*Travail demandé*:
Présentez sous forme de tableau Markdown les lignes des enregistrements, depuis leur début jusqu'à la ligne contenant « leader-line-b (577, 173, 686, 248) » incluse, en omettant les lignes vides. Indiquez le numéro de chaque ligne dans une colonne « N° » et la ligne elle-même dans une colonne « Texte ».

*Données fournies*:
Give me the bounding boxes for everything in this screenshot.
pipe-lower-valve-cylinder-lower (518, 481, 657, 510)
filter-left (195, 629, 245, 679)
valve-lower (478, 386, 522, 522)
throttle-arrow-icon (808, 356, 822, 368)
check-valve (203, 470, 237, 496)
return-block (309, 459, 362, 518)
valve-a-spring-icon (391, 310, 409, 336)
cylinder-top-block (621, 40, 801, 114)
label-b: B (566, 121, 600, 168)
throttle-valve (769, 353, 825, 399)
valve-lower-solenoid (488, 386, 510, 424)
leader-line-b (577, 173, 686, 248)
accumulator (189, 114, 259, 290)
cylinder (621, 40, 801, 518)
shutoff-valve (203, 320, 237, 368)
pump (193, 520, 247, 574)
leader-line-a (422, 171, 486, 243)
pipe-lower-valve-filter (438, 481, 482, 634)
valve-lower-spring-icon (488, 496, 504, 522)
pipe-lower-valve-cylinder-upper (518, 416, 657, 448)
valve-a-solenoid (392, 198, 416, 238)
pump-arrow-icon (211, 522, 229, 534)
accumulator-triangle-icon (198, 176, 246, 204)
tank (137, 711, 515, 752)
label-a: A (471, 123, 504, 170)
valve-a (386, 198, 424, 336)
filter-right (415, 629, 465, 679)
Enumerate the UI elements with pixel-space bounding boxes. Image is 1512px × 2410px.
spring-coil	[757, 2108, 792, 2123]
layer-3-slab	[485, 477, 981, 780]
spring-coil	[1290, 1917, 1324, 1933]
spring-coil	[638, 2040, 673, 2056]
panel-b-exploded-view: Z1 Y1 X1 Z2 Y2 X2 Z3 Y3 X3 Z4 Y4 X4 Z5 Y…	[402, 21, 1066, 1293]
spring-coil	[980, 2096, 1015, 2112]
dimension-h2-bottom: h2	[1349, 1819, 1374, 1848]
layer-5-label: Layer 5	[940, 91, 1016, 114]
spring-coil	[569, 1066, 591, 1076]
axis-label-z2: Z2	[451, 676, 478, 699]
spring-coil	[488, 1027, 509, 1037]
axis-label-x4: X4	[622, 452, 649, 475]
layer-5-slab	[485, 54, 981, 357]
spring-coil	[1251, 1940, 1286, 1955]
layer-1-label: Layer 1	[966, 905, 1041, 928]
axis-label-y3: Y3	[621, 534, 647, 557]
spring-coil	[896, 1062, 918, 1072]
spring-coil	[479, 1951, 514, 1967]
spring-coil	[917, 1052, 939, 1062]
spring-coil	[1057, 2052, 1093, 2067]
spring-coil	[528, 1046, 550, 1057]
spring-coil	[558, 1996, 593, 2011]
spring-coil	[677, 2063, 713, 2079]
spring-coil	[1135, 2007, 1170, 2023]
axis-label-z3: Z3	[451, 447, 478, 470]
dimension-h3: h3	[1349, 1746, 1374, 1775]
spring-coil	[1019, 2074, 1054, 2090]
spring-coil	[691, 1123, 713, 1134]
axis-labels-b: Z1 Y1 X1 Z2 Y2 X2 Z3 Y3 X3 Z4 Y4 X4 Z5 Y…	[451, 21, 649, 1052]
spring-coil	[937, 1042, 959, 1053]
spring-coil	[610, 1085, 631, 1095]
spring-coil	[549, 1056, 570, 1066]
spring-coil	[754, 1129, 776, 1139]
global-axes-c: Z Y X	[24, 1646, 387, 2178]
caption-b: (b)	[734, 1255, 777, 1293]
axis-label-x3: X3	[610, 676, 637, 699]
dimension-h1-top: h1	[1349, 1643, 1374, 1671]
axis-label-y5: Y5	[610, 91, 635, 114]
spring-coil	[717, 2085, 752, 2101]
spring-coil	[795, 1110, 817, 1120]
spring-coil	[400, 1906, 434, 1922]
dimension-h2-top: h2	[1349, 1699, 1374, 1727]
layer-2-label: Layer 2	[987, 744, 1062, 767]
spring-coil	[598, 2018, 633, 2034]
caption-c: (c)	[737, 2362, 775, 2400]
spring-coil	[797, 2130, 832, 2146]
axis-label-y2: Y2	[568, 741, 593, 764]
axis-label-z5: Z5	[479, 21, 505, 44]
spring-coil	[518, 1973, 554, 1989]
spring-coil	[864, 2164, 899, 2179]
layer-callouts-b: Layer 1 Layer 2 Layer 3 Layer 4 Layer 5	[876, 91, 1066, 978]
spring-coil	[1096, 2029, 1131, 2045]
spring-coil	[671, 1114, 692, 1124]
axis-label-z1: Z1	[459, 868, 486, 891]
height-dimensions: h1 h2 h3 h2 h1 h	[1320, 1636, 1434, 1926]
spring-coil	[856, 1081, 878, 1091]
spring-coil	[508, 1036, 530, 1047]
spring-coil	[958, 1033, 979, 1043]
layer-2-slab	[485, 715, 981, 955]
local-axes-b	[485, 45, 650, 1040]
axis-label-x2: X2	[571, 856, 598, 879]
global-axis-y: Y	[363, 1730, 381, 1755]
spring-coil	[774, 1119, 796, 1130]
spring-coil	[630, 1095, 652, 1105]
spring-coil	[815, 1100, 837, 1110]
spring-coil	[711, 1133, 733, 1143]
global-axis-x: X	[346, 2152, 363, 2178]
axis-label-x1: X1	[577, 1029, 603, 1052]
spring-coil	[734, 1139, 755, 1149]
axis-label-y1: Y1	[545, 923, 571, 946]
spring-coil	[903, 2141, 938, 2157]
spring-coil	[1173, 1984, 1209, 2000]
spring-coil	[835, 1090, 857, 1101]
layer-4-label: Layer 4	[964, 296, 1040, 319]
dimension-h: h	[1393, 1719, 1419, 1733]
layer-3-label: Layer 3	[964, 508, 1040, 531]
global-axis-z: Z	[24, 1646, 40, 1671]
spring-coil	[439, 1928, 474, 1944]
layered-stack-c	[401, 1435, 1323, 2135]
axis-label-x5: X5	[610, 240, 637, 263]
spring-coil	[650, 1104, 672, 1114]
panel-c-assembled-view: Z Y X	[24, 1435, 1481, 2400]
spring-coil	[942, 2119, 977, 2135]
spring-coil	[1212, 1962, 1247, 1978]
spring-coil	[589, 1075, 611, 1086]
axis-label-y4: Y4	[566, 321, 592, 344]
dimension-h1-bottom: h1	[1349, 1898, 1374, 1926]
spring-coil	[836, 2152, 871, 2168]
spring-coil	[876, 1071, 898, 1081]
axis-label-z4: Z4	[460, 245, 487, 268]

*Corrigé*:
| N° | Texte |
|---|---|
| 1 | Give me the bounding boxes for everything in this screenshot. |
| 2 | pipe-lower-valve-cylinder-lower (518, 481, 657, 510) |
| 3 | filter-left (195, 629, 245, 679) |
| 4 | valve-lower (478, 386, 522, 522) |
| 5 | throttle-arrow-icon (808, 356, 822, 368) |
| 6 | check-valve (203, 470, 237, 496) |
| 7 | return-block (309, 459, 362, 518) |
| 8 | valve-a-spring-icon (391, 310, 409, 336) |
| 9 | cylinder-top-block (621, 40, 801, 114) |
| 10 | label-b: B (566, 121, 600, 168) |
| 11 | throttle-valve (769, 353, 825, 399) |
| 12 | valve-lower-solenoid (488, 386, 510, 424) |
| 13 | leader-line-b (577, 173, 686, 248) |